Records from a collection of figures
:::::
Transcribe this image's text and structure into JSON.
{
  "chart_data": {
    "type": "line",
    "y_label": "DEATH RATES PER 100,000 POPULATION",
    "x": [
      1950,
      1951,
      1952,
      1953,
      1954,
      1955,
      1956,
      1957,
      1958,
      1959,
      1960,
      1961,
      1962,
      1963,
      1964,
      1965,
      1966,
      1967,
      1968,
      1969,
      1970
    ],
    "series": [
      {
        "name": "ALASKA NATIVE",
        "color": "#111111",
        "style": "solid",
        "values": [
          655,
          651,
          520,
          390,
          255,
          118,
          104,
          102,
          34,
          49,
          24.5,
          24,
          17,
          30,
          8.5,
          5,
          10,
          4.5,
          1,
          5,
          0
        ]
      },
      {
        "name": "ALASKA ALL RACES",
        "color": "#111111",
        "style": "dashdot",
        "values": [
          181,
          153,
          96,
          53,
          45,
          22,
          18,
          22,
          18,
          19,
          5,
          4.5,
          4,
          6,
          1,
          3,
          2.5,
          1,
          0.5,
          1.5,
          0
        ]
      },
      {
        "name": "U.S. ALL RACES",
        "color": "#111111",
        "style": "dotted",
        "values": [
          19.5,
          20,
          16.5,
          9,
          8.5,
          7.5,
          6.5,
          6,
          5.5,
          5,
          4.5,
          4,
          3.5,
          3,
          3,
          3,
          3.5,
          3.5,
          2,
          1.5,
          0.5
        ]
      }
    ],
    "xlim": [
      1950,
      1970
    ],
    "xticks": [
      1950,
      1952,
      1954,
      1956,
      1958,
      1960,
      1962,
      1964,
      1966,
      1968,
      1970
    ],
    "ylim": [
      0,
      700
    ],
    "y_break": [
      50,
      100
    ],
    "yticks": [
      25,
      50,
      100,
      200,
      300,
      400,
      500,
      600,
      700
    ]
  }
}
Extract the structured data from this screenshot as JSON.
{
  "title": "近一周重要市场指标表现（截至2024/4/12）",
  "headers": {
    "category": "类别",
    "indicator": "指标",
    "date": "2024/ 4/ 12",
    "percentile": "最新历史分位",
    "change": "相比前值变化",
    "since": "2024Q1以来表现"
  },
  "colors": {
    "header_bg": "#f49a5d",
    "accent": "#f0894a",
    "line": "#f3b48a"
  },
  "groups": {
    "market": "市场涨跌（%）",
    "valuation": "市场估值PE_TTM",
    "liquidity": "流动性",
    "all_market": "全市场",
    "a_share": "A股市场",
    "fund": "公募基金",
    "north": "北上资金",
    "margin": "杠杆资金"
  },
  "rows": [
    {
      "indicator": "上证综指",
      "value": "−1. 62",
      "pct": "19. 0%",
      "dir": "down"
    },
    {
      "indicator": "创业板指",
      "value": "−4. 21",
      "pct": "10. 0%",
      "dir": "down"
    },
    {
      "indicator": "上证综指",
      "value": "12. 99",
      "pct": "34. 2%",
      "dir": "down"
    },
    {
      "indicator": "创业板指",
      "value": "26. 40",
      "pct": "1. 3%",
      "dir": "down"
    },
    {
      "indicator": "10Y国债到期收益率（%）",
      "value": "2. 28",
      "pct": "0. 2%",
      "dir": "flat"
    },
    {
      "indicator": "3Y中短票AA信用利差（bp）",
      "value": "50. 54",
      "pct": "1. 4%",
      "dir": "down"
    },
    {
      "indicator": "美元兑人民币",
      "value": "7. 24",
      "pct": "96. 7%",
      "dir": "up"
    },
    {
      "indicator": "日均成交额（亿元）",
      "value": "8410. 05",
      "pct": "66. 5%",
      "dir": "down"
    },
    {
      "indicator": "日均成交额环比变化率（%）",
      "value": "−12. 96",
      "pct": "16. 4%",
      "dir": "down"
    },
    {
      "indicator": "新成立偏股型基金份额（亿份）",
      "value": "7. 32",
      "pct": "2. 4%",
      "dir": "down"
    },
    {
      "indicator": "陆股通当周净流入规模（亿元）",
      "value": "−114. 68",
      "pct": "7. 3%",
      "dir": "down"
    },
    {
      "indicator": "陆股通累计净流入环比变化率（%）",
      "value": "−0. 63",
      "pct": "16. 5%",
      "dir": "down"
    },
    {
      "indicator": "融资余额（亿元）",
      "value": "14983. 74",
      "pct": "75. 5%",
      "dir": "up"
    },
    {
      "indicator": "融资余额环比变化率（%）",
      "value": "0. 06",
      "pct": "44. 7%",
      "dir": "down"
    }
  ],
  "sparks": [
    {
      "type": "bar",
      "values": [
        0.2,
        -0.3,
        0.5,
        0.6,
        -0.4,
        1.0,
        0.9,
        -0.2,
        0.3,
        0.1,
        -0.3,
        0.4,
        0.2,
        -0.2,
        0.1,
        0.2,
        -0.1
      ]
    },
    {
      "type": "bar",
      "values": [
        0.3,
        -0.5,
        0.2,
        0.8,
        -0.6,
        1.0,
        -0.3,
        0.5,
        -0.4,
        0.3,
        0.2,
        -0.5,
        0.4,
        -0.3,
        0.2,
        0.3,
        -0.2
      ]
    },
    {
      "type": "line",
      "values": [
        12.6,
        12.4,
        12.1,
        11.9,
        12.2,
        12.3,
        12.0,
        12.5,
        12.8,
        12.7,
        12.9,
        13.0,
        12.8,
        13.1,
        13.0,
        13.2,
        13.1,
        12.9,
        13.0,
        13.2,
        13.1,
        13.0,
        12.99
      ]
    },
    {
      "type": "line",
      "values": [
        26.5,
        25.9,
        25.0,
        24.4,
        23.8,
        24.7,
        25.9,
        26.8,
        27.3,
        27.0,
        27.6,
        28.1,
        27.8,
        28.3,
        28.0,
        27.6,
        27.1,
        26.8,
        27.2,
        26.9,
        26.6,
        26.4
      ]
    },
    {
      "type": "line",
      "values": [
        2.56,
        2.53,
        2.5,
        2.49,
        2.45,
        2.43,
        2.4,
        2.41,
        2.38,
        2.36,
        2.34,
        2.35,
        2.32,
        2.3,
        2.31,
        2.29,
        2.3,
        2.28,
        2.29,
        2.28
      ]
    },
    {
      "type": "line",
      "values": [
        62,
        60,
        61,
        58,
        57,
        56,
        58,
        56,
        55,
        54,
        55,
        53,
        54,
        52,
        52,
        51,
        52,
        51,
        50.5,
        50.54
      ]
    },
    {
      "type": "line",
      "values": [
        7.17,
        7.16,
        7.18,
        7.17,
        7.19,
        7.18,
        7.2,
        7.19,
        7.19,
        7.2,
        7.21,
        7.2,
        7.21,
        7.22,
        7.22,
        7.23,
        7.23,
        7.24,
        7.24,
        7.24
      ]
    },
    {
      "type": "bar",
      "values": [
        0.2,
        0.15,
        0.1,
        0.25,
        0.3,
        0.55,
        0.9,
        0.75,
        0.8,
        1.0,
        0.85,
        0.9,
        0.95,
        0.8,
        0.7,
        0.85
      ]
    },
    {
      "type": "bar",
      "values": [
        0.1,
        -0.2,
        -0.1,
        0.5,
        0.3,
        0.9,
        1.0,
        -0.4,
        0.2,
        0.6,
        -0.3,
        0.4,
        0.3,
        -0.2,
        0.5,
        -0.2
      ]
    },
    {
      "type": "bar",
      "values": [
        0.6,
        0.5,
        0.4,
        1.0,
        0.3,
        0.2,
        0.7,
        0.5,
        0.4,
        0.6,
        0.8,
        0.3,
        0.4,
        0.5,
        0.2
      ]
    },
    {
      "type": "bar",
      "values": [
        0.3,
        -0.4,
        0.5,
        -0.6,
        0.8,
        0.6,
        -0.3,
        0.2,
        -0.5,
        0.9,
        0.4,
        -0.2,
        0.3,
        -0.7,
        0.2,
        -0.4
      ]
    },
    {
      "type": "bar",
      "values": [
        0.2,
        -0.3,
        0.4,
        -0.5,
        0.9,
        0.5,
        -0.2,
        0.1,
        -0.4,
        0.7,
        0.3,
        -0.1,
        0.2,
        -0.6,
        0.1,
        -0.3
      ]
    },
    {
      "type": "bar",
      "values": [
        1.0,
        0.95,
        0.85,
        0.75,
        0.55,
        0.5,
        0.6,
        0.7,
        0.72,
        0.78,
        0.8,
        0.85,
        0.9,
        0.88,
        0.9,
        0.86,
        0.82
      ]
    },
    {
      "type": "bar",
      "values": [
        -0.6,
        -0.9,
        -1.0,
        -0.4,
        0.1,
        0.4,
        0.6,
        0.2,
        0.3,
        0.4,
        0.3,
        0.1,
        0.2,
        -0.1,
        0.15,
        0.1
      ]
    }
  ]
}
:::::
◆ Task
Look for the word "JSON" and return every line where it occurs.

◆ Final result
Transcribe this image's text and structure into JSON.
Extract the structured data from this screenshot as JSON.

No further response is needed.